Exercise details = Reproduce the entire listing word for word.

Records shown =
•••••
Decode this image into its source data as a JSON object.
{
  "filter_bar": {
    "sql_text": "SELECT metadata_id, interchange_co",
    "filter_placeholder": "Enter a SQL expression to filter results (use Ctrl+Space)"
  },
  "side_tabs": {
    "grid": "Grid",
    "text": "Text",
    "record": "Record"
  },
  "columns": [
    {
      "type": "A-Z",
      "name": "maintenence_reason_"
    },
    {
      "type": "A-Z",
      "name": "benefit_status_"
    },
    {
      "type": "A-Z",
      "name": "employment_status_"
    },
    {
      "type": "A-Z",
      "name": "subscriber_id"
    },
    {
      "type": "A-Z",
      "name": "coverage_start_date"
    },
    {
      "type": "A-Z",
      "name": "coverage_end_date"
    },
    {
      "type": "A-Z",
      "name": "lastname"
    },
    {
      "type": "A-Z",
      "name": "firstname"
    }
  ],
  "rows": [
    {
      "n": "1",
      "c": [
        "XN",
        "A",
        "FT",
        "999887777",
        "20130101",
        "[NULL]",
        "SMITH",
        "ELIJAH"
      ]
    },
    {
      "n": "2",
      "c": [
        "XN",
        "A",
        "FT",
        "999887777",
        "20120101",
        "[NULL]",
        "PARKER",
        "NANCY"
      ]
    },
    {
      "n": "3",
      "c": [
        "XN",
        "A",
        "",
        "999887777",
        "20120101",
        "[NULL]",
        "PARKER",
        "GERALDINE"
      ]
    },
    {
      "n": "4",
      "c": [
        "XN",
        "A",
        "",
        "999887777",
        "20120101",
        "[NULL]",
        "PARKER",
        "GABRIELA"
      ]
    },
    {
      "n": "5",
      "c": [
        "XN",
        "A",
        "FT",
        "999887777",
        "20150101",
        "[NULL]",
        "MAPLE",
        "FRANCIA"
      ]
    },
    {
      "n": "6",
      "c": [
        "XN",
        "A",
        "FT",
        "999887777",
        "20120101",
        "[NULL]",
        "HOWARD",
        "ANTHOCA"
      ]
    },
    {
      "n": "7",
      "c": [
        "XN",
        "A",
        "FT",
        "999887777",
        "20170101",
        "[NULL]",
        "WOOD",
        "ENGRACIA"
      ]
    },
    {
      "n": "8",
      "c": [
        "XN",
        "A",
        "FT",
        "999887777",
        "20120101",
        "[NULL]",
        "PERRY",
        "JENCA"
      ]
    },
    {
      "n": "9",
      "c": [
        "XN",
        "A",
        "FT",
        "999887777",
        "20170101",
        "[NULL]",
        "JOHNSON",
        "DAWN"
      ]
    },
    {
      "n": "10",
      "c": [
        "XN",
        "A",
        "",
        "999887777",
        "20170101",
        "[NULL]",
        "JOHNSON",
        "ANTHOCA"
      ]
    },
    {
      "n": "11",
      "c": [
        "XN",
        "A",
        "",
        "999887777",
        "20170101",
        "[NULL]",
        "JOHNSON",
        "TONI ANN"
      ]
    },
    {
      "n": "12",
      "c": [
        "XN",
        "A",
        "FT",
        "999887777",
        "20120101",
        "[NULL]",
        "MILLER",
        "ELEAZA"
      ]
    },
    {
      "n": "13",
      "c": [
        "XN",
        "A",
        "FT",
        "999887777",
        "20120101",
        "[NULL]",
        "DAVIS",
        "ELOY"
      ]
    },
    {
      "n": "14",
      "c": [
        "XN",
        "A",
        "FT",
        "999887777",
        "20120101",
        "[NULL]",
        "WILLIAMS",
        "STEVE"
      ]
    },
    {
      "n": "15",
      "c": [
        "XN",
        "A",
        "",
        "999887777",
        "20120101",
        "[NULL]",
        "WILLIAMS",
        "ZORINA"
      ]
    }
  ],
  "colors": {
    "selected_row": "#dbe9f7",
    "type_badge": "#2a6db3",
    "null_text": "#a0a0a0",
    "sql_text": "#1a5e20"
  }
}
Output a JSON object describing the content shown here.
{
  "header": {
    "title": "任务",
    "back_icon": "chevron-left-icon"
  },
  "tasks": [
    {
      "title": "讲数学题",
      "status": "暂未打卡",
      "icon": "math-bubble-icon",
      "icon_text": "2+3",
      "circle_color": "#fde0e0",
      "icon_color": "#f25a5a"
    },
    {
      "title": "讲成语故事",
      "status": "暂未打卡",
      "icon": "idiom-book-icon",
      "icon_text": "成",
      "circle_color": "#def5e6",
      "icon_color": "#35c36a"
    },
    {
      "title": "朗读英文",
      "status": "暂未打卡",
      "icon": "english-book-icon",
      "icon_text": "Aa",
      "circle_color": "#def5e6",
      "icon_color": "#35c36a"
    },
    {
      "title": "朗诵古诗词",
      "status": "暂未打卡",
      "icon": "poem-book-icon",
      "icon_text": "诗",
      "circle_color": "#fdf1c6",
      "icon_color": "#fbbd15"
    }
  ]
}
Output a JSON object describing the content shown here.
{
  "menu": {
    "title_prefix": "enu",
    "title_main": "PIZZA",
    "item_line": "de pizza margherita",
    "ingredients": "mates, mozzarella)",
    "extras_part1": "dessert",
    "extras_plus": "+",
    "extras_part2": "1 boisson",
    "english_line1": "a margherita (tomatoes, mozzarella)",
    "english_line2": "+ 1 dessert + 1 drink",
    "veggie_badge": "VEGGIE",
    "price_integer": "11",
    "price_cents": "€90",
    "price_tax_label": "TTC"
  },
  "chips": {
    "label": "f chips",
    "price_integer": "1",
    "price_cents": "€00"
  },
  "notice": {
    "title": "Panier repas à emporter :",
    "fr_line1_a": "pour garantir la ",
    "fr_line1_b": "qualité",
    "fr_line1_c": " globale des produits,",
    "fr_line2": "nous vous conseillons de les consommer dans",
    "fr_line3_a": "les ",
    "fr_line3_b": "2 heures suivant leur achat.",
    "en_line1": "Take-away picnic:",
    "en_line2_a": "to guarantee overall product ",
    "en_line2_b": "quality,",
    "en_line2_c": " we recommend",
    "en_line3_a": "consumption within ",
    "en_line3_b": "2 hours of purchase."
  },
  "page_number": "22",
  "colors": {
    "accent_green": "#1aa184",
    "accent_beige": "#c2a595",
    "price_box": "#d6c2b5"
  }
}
•••••
Result =
Decode this image into its source data as a JSON object.
{
  "filter_bar": {
    "sql_text": "SELECT metadata_id, interchange_co",
    "filter_placeholder": "Enter a SQL expression to filter results (use Ctrl+Space)"
  },
  "side_tabs": {
    "grid": "Grid",
    "text": "Text",
    "record": "Record"
  },
  "columns": [
    {
      "type": "A-Z",
      "name": "maintenence_reason_"
    },
    {
      "type": "A-Z",
      "name": "benefit_status_"
    },
    {
      "type": "A-Z",
      "name": "employment_status_"
    },
    {
      "type": "A-Z",
      "name": "subscriber_id"
    },
    {
      "type": "A-Z",
      "name": "coverage_start_date"
    },
    {
      "type": "A-Z",
      "name": "coverage_end_date"
    },
    {
      "type": "A-Z",
      "name": "lastname"
    },
    {
      "type": "A-Z",
      "name": "firstname"
    }
  ],
  "rows": [
    {
      "n": "1",
      "c": [
        "XN",
        "A",
        "FT",
        "999887777",
        "20130101",
        "[NULL]",
        "SMITH",
        "ELIJAH"
      ]
    },
    {
      "n": "2",
      "c": [
        "XN",
        "A",
        "FT",
        "999887777",
        "20120101",
        "[NULL]",
        "PARKER",
        "NANCY"
      ]
    },
    {
      "n": "3",
      "c": [
        "XN",
        "A",
        "",
        "999887777",
        "20120101",
        "[NULL]",
        "PARKER",
        "GERALDINE"
      ]
    },
    {
      "n": "4",
      "c": [
        "XN",
        "A",
        "",
        "999887777",
        "20120101",
        "[NULL]",
        "PARKER",
        "GABRIELA"
      ]
    },
    {
      "n": "5",
      "c": [
        "XN",
        "A",
        "FT",
        "999887777",
        "20150101",
        "[NULL]",
        "MAPLE",
        "FRANCIA"
      ]
    },
    {
      "n": "6",
      "c": [
        "XN",
        "A",
        "FT",
        "999887777",
        "20120101",
        "[NULL]",
        "HOWARD",
        "ANTHOCA"
      ]
    },
    {
      "n": "7",
      "c": [
        "XN",
        "A",
        "FT",
        "999887777",
        "20170101",
        "[NULL]",
        "WOOD",
        "ENGRACIA"
      ]
    },
    {
      "n": "8",
      "c": [
        "XN",
        "A",
        "FT",
        "999887777",
        "20120101",
        "[NULL]",
        "PERRY",
        "JENCA"
      ]
    },
    {
      "n": "9",
      "c": [
        "XN",
        "A",
        "FT",
        "999887777",
        "20170101",
        "[NULL]",
        "JOHNSON",
        "DAWN"
      ]
    },
    {
      "n": "10",
      "c": [
        "XN",
        "A",
        "",
        "999887777",
        "20170101",
        "[NULL]",
        "JOHNSON",
        "ANTHOCA"
      ]
    },
    {
      "n": "11",
      "c": [
        "XN",
        "A",
        "",
        "999887777",
        "20170101",
        "[NULL]",
        "JOHNSON",
        "TONI ANN"
      ]
    },
    {
      "n": "12",
      "c": [
        "XN",
        "A",
        "FT",
        "999887777",
        "20120101",
        "[NULL]",
        "MILLER",
        "ELEAZA"
      ]
    },
    {
      "n": "13",
      "c": [
        "XN",
        "A",
        "FT",
        "999887777",
        "20120101",
        "[NULL]",
        "DAVIS",
        "ELOY"
      ]
    },
    {
      "n": "14",
      "c": [
        "XN",
        "A",
        "FT",
        "999887777",
        "20120101",
        "[NULL]",
        "WILLIAMS",
        "STEVE"
      ]
    },
    {
      "n": "15",
      "c": [
        "XN",
        "A",
        "",
        "999887777",
        "20120101",
        "[NULL]",
        "WILLIAMS",
        "ZORINA"
      ]
    }
  ],
  "colors": {
    "selected_row": "#dbe9f7",
    "type_badge": "#2a6db3",
    "null_text": "#a0a0a0",
    "sql_text": "#1a5e20"
  }
}
Output a JSON object describing the content shown here.
{
  "header": {
    "title": "任务",
    "back_icon": "chevron-left-icon"
  },
  "tasks": [
    {
      "title": "讲数学题",
      "status": "暂未打卡",
      "icon": "math-bubble-icon",
      "icon_text": "2+3",
      "circle_color": "#fde0e0",
      "icon_color": "#f25a5a"
    },
    {
      "title": "讲成语故事",
      "status": "暂未打卡",
      "icon": "idiom-book-icon",
      "icon_text": "成",
      "circle_color": "#def5e6",
      "icon_color": "#35c36a"
    },
    {
      "title": "朗读英文",
      "status": "暂未打卡",
      "icon": "english-book-icon",
      "icon_text": "Aa",
      "circle_color": "#def5e6",
      "icon_color": "#35c36a"
    },
    {
      "title": "朗诵古诗词",
      "status": "暂未打卡",
      "icon": "poem-book-icon",
      "icon_text": "诗",
      "circle_color": "#fdf1c6",
      "icon_color": "#fbbd15"
    }
  ]
}
Output a JSON object describing the content shown here.
{
  "menu": {
    "title_prefix": "enu",
    "title_main": "PIZZA",
    "item_line": "de pizza margherita",
    "ingredients": "mates, mozzarella)",
    "extras_part1": "dessert",
    "extras_plus": "+",
    "extras_part2": "1 boisson",
    "english_line1": "a margherita (tomatoes, mozzarella)",
    "english_line2": "+ 1 dessert + 1 drink",
    "veggie_badge": "VEGGIE",
    "price_integer": "11",
    "price_cents": "€90",
    "price_tax_label": "TTC"
  },
  "chips": {
    "label": "f chips",
    "price_integer": "1",
    "price_cents": "€00"
  },
  "notice": {
    "title": "Panier repas à emporter :",
    "fr_line1_a": "pour garantir la ",
    "fr_line1_b": "qualité",
    "fr_line1_c": " globale des produits,",
    "fr_line2": "nous vous conseillons de les consommer dans",
    "fr_line3_a": "les ",
    "fr_line3_b": "2 heures suivant leur achat.",
    "en_line1": "Take-away picnic:",
    "en_line2_a": "to guarantee overall product ",
    "en_line2_b": "quality,",
    "en_line2_c": " we recommend",
    "en_line3_a": "consumption within ",
    "en_line3_b": "2 hours of purchase."
  },
  "page_number": "22",
  "colors": {
    "accent_green": "#1aa184",
    "accent_beige": "#c2a595",
    "price_box": "#d6c2b5"
  }
}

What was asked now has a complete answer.